■ TASK DESCRIPTION
Look for the string "kørsel" and copy every line that has it.

■ ROWS
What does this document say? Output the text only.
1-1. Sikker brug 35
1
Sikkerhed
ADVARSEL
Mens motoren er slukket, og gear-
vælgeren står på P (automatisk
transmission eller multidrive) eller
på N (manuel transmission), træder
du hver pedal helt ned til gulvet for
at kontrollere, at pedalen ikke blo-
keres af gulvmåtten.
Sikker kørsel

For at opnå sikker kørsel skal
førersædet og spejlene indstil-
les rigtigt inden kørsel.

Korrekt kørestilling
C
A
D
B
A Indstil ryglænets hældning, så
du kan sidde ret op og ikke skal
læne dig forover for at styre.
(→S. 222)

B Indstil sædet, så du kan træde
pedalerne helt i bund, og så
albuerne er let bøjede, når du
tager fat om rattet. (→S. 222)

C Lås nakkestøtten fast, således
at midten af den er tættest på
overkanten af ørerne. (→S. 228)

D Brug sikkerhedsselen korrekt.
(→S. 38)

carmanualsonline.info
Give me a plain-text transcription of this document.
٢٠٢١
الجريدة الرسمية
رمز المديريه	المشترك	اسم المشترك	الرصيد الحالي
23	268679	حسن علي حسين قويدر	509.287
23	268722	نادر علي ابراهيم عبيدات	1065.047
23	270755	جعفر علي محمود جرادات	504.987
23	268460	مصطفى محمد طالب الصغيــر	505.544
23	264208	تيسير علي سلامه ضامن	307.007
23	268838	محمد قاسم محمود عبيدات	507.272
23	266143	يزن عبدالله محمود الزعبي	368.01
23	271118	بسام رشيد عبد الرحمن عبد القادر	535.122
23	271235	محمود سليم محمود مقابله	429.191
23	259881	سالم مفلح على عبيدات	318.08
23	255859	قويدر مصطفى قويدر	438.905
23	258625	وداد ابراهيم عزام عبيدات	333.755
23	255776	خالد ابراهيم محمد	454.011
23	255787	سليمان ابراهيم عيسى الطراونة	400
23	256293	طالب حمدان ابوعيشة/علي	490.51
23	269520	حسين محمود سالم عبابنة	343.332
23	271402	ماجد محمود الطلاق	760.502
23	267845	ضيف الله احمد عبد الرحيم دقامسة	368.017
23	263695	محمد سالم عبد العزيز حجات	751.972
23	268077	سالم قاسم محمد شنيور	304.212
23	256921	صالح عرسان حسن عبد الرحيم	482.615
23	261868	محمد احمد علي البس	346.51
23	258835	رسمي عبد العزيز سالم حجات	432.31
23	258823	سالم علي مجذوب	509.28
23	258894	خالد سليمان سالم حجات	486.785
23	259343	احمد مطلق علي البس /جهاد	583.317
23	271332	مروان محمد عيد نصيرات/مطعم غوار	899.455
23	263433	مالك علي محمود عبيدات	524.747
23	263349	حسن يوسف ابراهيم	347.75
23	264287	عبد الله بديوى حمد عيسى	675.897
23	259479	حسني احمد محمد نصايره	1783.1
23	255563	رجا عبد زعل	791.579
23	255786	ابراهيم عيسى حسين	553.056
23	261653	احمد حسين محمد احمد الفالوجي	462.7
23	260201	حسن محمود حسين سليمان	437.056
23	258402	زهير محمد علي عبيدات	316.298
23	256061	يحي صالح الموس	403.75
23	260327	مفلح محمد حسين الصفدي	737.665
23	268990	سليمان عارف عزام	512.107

■ RESPONSE TO THE TASK
Sikker kørsel
For at opnå sikker kørsel skal
les rigtigt inden kørsel.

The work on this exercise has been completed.